» YOUR INSTRUCTIONS
Extract each line of the data and write it out again exactly.

» MATERIALS PROVIDED
──────────────────────────────
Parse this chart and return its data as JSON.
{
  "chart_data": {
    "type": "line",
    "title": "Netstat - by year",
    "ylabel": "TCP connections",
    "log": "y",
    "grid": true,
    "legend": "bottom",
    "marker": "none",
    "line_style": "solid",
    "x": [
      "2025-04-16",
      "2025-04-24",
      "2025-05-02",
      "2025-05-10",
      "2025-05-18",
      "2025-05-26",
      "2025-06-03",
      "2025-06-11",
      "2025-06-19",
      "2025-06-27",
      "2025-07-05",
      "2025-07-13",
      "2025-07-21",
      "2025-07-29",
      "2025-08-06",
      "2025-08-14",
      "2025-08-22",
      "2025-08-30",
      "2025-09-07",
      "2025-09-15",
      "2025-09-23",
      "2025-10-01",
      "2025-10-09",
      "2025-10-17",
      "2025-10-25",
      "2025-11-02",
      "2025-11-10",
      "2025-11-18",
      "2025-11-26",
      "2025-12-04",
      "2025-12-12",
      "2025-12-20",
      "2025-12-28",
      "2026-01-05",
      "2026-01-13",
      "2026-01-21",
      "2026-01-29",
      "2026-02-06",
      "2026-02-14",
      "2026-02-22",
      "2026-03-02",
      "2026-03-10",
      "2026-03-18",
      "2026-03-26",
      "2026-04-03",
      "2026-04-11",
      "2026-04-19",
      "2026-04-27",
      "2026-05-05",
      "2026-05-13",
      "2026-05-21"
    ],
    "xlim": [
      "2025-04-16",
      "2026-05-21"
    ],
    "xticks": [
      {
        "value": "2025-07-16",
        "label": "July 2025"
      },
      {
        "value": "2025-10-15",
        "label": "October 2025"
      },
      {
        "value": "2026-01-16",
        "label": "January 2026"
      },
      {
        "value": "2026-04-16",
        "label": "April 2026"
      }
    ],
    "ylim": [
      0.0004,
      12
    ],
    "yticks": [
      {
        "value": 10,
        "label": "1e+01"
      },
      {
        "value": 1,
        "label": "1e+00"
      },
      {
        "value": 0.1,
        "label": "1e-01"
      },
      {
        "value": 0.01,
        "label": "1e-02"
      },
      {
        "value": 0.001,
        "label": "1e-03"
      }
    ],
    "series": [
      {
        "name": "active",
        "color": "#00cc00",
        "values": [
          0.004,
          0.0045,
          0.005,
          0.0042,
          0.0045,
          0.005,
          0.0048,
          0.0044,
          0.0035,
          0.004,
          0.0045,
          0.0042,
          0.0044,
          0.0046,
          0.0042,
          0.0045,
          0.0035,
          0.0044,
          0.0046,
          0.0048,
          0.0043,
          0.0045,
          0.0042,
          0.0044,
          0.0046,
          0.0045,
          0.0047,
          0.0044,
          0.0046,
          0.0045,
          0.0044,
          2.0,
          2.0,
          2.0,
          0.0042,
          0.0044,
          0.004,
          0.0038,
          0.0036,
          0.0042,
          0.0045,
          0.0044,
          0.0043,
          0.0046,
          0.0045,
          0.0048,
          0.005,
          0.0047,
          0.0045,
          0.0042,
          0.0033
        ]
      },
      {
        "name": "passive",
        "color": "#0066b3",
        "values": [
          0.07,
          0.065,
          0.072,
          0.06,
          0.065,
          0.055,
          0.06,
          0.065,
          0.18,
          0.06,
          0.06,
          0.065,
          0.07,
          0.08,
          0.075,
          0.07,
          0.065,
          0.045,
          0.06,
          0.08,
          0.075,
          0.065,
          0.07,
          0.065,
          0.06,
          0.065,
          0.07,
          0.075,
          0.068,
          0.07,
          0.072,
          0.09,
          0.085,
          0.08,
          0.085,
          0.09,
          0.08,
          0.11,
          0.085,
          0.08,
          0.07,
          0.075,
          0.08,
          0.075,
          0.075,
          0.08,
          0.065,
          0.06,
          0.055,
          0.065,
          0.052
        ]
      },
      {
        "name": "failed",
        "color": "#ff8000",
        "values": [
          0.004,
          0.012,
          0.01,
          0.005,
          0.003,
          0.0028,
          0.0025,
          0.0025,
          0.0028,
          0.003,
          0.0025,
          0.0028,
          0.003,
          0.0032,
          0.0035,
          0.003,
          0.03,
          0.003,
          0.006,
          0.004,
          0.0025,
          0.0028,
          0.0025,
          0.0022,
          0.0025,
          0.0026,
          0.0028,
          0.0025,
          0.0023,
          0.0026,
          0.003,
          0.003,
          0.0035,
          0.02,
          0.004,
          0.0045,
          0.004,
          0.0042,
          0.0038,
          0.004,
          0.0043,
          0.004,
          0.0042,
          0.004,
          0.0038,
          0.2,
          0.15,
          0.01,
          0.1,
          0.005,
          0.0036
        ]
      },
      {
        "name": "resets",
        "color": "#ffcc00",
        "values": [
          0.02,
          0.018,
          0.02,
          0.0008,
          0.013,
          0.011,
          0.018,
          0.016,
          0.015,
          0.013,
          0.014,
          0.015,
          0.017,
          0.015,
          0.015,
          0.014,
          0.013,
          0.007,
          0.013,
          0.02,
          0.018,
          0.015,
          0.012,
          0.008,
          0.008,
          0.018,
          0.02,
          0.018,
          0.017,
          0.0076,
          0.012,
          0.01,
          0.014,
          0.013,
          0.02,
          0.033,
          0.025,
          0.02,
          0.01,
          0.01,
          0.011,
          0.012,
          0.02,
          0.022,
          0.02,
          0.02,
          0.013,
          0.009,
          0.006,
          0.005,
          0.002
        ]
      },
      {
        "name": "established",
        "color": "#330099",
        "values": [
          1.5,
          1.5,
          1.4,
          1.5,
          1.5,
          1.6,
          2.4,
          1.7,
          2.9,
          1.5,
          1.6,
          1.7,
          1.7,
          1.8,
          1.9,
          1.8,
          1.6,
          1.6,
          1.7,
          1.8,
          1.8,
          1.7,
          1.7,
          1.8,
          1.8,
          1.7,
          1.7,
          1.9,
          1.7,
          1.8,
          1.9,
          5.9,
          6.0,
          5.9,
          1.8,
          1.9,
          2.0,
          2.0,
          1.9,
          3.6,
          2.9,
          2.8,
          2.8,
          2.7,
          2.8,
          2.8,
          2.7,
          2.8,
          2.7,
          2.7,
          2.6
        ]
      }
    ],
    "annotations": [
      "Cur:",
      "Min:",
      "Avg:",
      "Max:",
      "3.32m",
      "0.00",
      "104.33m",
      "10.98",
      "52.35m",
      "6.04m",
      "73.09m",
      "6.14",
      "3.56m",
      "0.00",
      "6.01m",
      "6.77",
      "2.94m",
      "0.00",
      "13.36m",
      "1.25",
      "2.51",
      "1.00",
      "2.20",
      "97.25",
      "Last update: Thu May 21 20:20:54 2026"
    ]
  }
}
──────────────────────────────
» SOLVED EXERCISE
Parse this chart and return its data as JSON.
{
  "chart_data": {
    "type": "line",
    "title": "Netstat - by year",
    "ylabel": "TCP connections",
    "log": "y",
    "grid": true,
    "legend": "bottom",
    "marker": "none",
    "line_style": "solid",
    "x": [
      "2025-04-16",
      "2025-04-24",
      "2025-05-02",
      "2025-05-10",
      "2025-05-18",
      "2025-05-26",
      "2025-06-03",
      "2025-06-11",
      "2025-06-19",
      "2025-06-27",
      "2025-07-05",
      "2025-07-13",
      "2025-07-21",
      "2025-07-29",
      "2025-08-06",
      "2025-08-14",
      "2025-08-22",
      "2025-08-30",
      "2025-09-07",
      "2025-09-15",
      "2025-09-23",
      "2025-10-01",
      "2025-10-09",
      "2025-10-17",
      "2025-10-25",
      "2025-11-02",
      "2025-11-10",
      "2025-11-18",
      "2025-11-26",
      "2025-12-04",
      "2025-12-12",
      "2025-12-20",
      "2025-12-28",
      "2026-01-05",
      "2026-01-13",
      "2026-01-21",
      "2026-01-29",
      "2026-02-06",
      "2026-02-14",
      "2026-02-22",
      "2026-03-02",
      "2026-03-10",
      "2026-03-18",
      "2026-03-26",
      "2026-04-03",
      "2026-04-11",
      "2026-04-19",
      "2026-04-27",
      "2026-05-05",
      "2026-05-13",
      "2026-05-21"
    ],
    "xlim": [
      "2025-04-16",
      "2026-05-21"
    ],
    "xticks": [
      {
        "value": "2025-07-16",
        "label": "July 2025"
      },
      {
        "value": "2025-10-15",
        "label": "October 2025"
      },
      {
        "value": "2026-01-16",
        "label": "January 2026"
      },
      {
        "value": "2026-04-16",
        "label": "April 2026"
      }
    ],
    "ylim": [
      0.0004,
      12
    ],
    "yticks": [
      {
        "value": 10,
        "label": "1e+01"
      },
      {
        "value": 1,
        "label": "1e+00"
      },
      {
        "value": 0.1,
        "label": "1e-01"
      },
      {
        "value": 0.01,
        "label": "1e-02"
      },
      {
        "value": 0.001,
        "label": "1e-03"
      }
    ],
    "series": [
      {
        "name": "active",
        "color": "#00cc00",
        "values": [
          0.004,
          0.0045,
          0.005,
          0.0042,
          0.0045,
          0.005,
          0.0048,
          0.0044,
          0.0035,
          0.004,
          0.0045,
          0.0042,
          0.0044,
          0.0046,
          0.0042,
          0.0045,
          0.0035,
          0.0044,
          0.0046,
          0.0048,
          0.0043,
          0.0045,
          0.0042,
          0.0044,
          0.0046,
          0.0045,
          0.0047,
          0.0044,
          0.0046,
          0.0045,
          0.0044,
          2.0,
          2.0,
          2.0,
          0.0042,
          0.0044,
          0.004,
          0.0038,
          0.0036,
          0.0042,
          0.0045,
          0.0044,
          0.0043,
          0.0046,
          0.0045,
          0.0048,
          0.005,
          0.0047,
          0.0045,
          0.0042,
          0.0033
        ]
      },
      {
        "name": "passive",
        "color": "#0066b3",
        "values": [
          0.07,
          0.065,
          0.072,
          0.06,
          0.065,
          0.055,
          0.06,
          0.065,
          0.18,
          0.06,
          0.06,
          0.065,
          0.07,
          0.08,
          0.075,
          0.07,
          0.065,
          0.045,
          0.06,
          0.08,
          0.075,
          0.065,
          0.07,
          0.065,
          0.06,
          0.065,
          0.07,
          0.075,
          0.068,
          0.07,
          0.072,
          0.09,
          0.085,
          0.08,
          0.085,
          0.09,
          0.08,
          0.11,
          0.085,
          0.08,
          0.07,
          0.075,
          0.08,
          0.075,
          0.075,
          0.08,
          0.065,
          0.06,
          0.055,
          0.065,
          0.052
        ]
      },
      {
        "name": "failed",
        "color": "#ff8000",
        "values": [
          0.004,
          0.012,
          0.01,
          0.005,
          0.003,
          0.0028,
          0.0025,
          0.0025,
          0.0028,
          0.003,
          0.0025,
          0.0028,
          0.003,
          0.0032,
          0.0035,
          0.003,
          0.03,
          0.003,
          0.006,
          0.004,
          0.0025,
          0.0028,
          0.0025,
          0.0022,
          0.0025,
          0.0026,
          0.0028,
          0.0025,
          0.0023,
          0.0026,
          0.003,
          0.003,
          0.0035,
          0.02,
          0.004,
          0.0045,
          0.004,
          0.0042,
          0.0038,
          0.004,
          0.0043,
          0.004,
          0.0042,
          0.004,
          0.0038,
          0.2,
          0.15,
          0.01,
          0.1,
          0.005,
          0.0036
        ]
      },
      {
        "name": "resets",
        "color": "#ffcc00",
        "values": [
          0.02,
          0.018,
          0.02,
          0.0008,
          0.013,
          0.011,
          0.018,
          0.016,
          0.015,
          0.013,
          0.014,
          0.015,
          0.017,
          0.015,
          0.015,
          0.014,
          0.013,
          0.007,
          0.013,
          0.02,
          0.018,
          0.015,
          0.012,
          0.008,
          0.008,
          0.018,
          0.02,
          0.018,
          0.017,
          0.0076,
          0.012,
          0.01,
          0.014,
          0.013,
          0.02,
          0.033,
          0.025,
          0.02,
          0.01,
          0.01,
          0.011,
          0.012,
          0.02,
          0.022,
          0.02,
          0.02,
          0.013,
          0.009,
          0.006,
          0.005,
          0.002
        ]
      },
      {
        "name": "established",
        "color": "#330099",
        "values": [
          1.5,
          1.5,
          1.4,
          1.5,
          1.5,
          1.6,
          2.4,
          1.7,
          2.9,
          1.5,
          1.6,
          1.7,
          1.7,
          1.8,
          1.9,
          1.8,
          1.6,
          1.6,
          1.7,
          1.8,
          1.8,
          1.7,
          1.7,
          1.8,
          1.8,
          1.7,
          1.7,
          1.9,
          1.7,
          1.8,
          1.9,
          5.9,
          6.0,
          5.9,
          1.8,
          1.9,
          2.0,
          2.0,
          1.9,
          3.6,
          2.9,
          2.8,
          2.8,
          2.7,
          2.8,
          2.8,
          2.7,
          2.8,
          2.7,
          2.7,
          2.6
        ]
      }
    ],
    "annotations": [
      "Cur:",
      "Min:",
      "Avg:",
      "Max:",
      "3.32m",
      "0.00",
      "104.33m",
      "10.98",
      "52.35m",
      "6.04m",
      "73.09m",
      "6.14",
      "3.56m",
      "0.00",
      "6.01m",
      "6.77",
      "2.94m",
      "0.00",
      "13.36m",
      "1.25",
      "2.51",
      "1.00",
      "2.20",
      "97.25",
      "Last update: Thu May 21 20:20:54 2026"
    ]
  }
}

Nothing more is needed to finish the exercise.